### [Record excerpts]
##############################
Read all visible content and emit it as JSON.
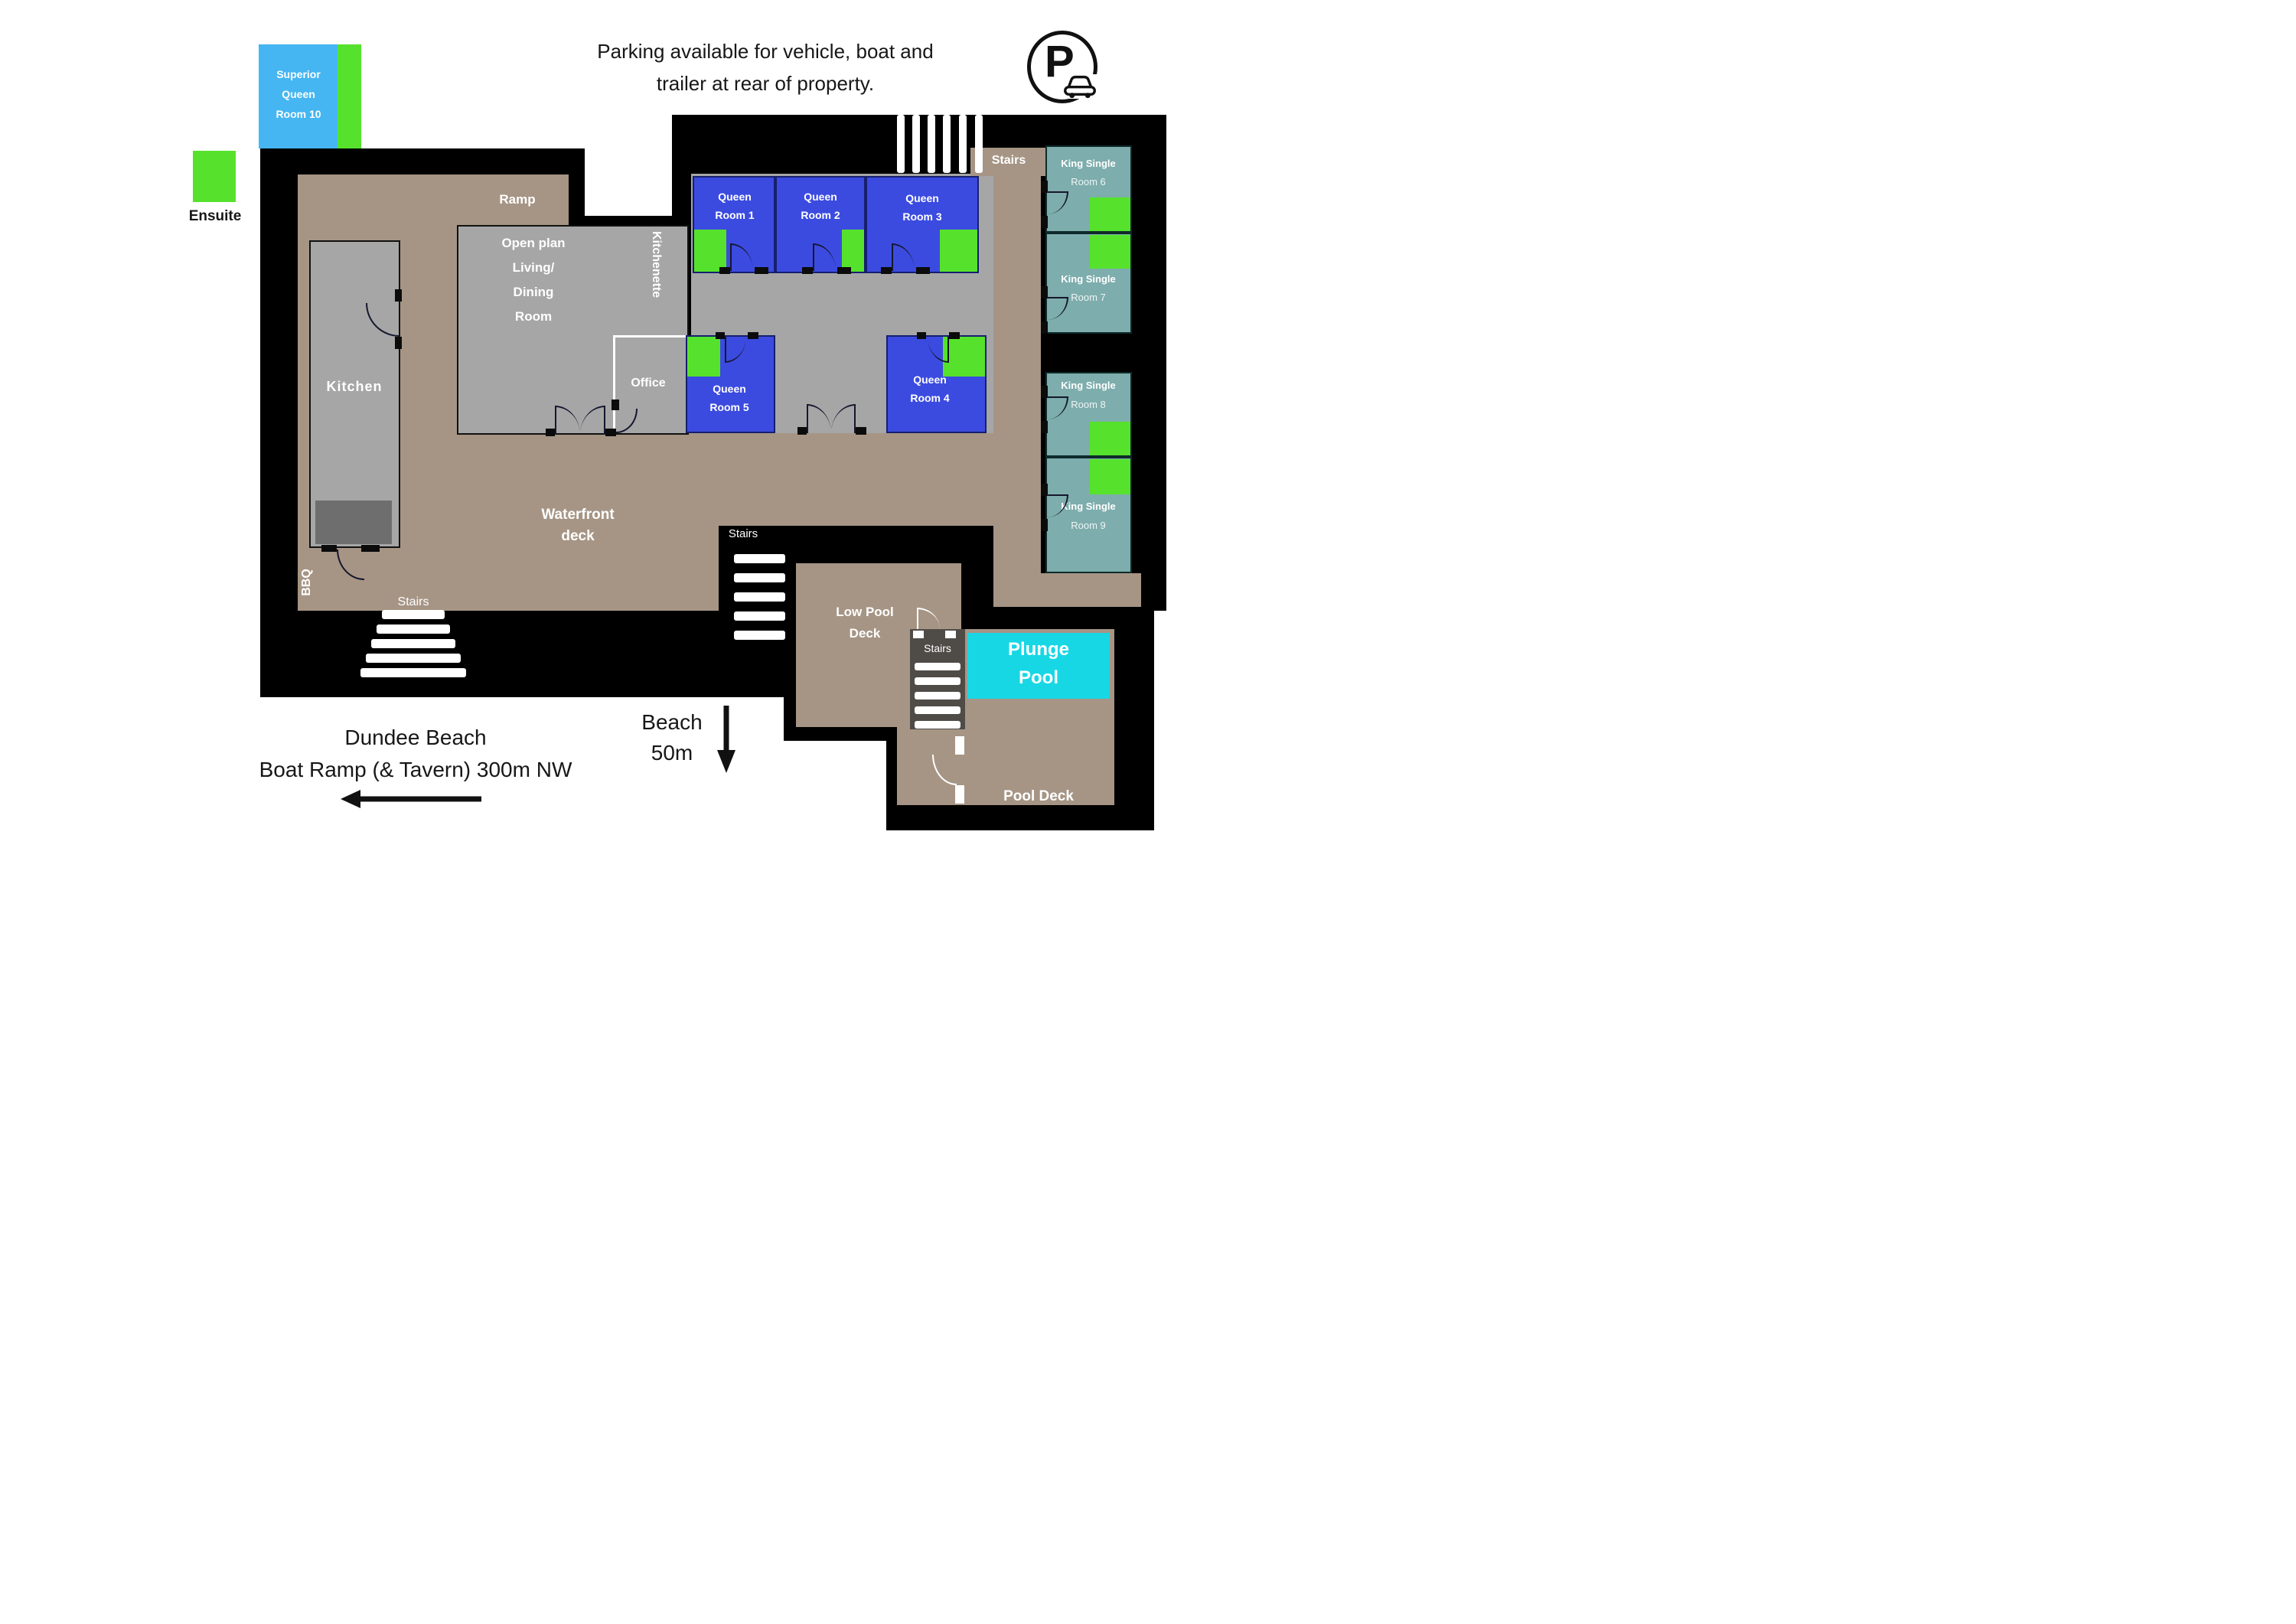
{
  "note": {
    "line1": "Parking available for vehicle, boat and",
    "line2": "trailer at rear of property."
  },
  "parking_badge": {
    "letter": "P"
  },
  "legend": {
    "label": "Ensuite",
    "swatch_color": "#56e22c"
  },
  "superior_room": {
    "line1": "Superior",
    "line2": "Queen",
    "line3": "Room 10"
  },
  "queen_rooms": [
    {
      "line1": "Queen",
      "line2": "Room 1"
    },
    {
      "line1": "Queen",
      "line2": "Room 2"
    },
    {
      "line1": "Queen",
      "line2": "Room 3"
    },
    {
      "line1": "Queen",
      "line2": "Room 4"
    },
    {
      "line1": "Queen",
      "line2": "Room 5"
    }
  ],
  "king_rooms": [
    {
      "line1": "King Single",
      "line2": "Room 6"
    },
    {
      "line1": "King Single",
      "line2": "Room 7"
    },
    {
      "line1": "King Single",
      "line2": "Room 8"
    },
    {
      "line1": "King Single",
      "line2": "Room 9"
    }
  ],
  "areas": {
    "ramp": "Ramp",
    "kitchen": "Kitchen",
    "open_plan": {
      "line1": "Open plan",
      "line2": "Living/",
      "line3": "Dining",
      "line4": "Room"
    },
    "kitchenette": "Kitchenette",
    "office": "Office",
    "bbq": "BBQ",
    "waterfront": {
      "line1": "Waterfront",
      "line2": "deck"
    },
    "stairs": "Stairs",
    "low_pool_deck": {
      "line1": "Low Pool",
      "line2": "Deck"
    },
    "plunge_pool": {
      "line1": "Plunge",
      "line2": "Pool"
    },
    "pool_deck": "Pool Deck"
  },
  "directions": {
    "boat_ramp": {
      "line1": "Dundee Beach",
      "line2": "Boat Ramp (& Tavern) 300m NW"
    },
    "beach": {
      "line1": "Beach",
      "line2": "50m"
    }
  },
  "colors": {
    "queen_blue": "#3b4be0",
    "superior_blue": "#45b6f2",
    "ensuite_green": "#56e22c",
    "king_teal": "#7dadac",
    "deck_tan": "#a69585",
    "room_gray": "#a6a6a6",
    "bench_gray": "#6e6e6e",
    "pool_cyan": "#18d7e5",
    "stair_strip_gray": "#4f4b47",
    "platform_black": "#000000"
  }
}
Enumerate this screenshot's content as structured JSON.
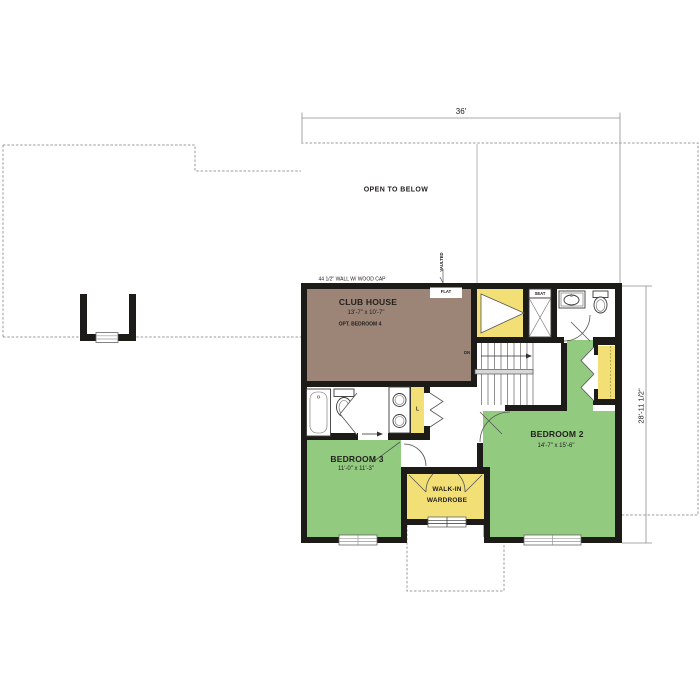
{
  "dimensions": {
    "width": "36'",
    "height": "28'-11 1/2\""
  },
  "annotations": {
    "open_to_below": "OPEN TO BELOW",
    "wall_note": "44 1/2\" WALL W/ WOOD CAP",
    "vaulted": "VAULTED",
    "flat": "FLAT",
    "down": "DN",
    "seat": "SEAT",
    "linen": "L"
  },
  "rooms": {
    "club_house": {
      "name": "CLUB HOUSE",
      "size": "13'-7\" x 10'-7\"",
      "note": "OPT. BEDROOM 4"
    },
    "bedroom_2": {
      "name": "BEDROOM 2",
      "size": "14'-7\" x 15'-6\""
    },
    "bedroom_3": {
      "name": "BEDROOM 3",
      "size": "11'-0\" x 11'-3\""
    },
    "wardrobe": {
      "line1": "WALK-IN",
      "line2": "WARDROBE"
    }
  },
  "colors": {
    "bedroom_green": "#92ca7f",
    "closet_yellow": "#f2df76",
    "club_brown": "#9c8477",
    "wall": "#1d1b18",
    "outline": "#9b9b9b"
  }
}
##############################
### [Exercise]
From the listing above, report the number of lines containing the string "name", without any accompanying remarks.

### [Solution to this problem]
3